REVERSED and REMANDED.
Notes
. While we were considering this opinion, we learned that the Federal Circuit decided a parallel case,
Filmtec Corp.
v.
Hydranautics,
We do not decide whether the case at bar is distinguishable, on the ground that FilmTec’s alleged fraud would render FilmTec’s patent infringement claim objectively baseless. The Federal Circuit held that as a matter of law, Film-Tec's case was not objectively baseless, but said "there is no dispute over the facts.” In the procedural posture of the case before us, it would not be correct to say that there is no dispute as to the facts. Hydranautics alleges fraud, and FilmTec denies it. We must assume for the purposes of Rule 12(b)(6) that Hydranau-tics could prove that FilmTec obtained the patent fraudulently. Nor do we decide whether the issue of objective baselessness is res judicata, on account of the Federal Circuit case. These questions should, if raised on remand, be decided in the first instance by the district court.

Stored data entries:
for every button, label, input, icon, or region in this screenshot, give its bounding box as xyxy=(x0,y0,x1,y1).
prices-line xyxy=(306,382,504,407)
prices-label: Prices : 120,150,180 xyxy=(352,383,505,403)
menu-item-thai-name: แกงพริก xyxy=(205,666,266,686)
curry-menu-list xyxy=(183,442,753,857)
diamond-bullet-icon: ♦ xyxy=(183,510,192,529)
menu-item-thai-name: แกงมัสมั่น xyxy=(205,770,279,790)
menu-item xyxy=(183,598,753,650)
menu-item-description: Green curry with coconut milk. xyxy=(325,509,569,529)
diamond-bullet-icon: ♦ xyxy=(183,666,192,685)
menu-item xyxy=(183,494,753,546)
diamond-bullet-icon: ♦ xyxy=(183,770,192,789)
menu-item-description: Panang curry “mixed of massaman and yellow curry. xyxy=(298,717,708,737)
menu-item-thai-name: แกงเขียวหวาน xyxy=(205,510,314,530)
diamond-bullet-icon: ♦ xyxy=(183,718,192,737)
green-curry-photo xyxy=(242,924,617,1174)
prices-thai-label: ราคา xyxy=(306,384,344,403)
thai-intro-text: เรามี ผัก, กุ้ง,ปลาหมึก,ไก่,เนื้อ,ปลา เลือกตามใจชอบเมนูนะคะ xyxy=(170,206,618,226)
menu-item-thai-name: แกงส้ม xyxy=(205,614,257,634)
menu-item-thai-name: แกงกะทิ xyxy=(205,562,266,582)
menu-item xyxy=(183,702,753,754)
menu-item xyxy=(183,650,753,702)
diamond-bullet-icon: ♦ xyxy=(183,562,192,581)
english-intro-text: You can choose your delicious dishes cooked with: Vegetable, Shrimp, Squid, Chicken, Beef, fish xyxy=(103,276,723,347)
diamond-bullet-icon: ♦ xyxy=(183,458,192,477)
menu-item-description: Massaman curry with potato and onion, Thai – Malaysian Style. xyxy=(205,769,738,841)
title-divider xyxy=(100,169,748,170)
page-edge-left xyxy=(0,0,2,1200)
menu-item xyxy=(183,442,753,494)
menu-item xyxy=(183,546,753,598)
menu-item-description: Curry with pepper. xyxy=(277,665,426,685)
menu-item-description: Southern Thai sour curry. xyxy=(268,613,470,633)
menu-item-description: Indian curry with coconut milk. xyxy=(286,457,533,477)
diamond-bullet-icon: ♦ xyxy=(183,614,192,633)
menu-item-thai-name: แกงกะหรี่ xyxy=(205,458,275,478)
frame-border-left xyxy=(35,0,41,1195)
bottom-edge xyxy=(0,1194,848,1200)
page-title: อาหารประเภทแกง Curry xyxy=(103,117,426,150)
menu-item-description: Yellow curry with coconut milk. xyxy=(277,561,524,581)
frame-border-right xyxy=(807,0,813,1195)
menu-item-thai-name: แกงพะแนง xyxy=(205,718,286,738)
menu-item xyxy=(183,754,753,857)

## ASSIGNED TASK
Using the court footnote, mark each statement yes or no, quoting the words of the footnote that decide it: (a) The Federal Circuit held that FilmTec's case was not objectively baseless. (b) FilmTec admits the fraud that Hydranautics alleges. (c) The court rules that the issue of objective baselessness is res judicata.

## TASK RESPONSE
(a) Yes: "The Federal Circuit held that as a matter of law, Film-Tec's case was not objectively baseless"
(b) No: "Hydranautics alleges fraud, and FilmTec denies it."
(c) No: "Nor do we decide whether the issue of objective baselessness is res judicata, on account of the Federal Circuit case."